* **Exercise**
Show each line of the data below that has the string "screenshot" in it.

========================

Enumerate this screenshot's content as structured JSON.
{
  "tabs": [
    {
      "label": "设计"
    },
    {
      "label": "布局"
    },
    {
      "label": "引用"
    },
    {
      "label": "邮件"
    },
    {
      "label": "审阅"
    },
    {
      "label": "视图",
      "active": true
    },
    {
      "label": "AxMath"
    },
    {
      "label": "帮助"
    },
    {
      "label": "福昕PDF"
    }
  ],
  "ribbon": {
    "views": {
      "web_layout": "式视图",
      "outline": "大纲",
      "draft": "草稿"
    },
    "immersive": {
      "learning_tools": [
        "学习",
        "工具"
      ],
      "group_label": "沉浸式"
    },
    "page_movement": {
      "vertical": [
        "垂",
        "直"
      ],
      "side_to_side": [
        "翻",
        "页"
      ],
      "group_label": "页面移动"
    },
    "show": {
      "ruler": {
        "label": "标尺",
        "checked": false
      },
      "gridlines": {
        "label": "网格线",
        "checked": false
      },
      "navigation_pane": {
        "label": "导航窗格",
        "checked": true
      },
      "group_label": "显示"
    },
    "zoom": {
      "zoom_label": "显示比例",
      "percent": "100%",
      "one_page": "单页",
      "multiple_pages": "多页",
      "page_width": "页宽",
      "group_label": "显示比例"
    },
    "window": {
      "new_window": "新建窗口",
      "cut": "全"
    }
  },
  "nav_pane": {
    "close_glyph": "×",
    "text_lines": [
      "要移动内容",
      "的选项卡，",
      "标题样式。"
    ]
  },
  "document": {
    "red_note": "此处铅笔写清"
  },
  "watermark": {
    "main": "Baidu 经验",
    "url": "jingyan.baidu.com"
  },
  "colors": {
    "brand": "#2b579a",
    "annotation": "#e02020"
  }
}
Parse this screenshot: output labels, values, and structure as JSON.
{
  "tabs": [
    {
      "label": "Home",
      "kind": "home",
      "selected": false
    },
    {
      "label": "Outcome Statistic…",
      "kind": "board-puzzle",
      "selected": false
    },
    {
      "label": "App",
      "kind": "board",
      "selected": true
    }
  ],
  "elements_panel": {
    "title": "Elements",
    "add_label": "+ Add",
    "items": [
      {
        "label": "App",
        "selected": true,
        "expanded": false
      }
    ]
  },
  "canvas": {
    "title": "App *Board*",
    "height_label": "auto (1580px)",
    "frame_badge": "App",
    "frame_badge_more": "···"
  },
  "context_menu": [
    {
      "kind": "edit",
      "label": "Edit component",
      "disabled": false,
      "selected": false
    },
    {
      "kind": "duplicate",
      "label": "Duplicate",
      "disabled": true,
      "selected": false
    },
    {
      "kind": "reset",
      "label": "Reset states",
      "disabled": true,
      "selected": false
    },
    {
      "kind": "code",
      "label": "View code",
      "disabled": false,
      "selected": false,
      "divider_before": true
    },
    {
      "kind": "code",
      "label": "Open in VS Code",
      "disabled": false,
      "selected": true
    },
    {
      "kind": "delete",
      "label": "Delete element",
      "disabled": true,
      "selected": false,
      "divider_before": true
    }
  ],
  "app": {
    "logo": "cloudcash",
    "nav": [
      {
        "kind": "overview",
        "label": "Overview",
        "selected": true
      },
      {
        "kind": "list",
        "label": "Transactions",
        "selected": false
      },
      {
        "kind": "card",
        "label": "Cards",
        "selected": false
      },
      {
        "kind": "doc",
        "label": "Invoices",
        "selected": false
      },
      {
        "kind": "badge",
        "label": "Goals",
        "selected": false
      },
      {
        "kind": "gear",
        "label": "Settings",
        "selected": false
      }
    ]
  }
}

========================

* **Task result**
Enumerate this screenshot's content as structured JSON.
Parse this screenshot: output labels, values, and structure as JSON.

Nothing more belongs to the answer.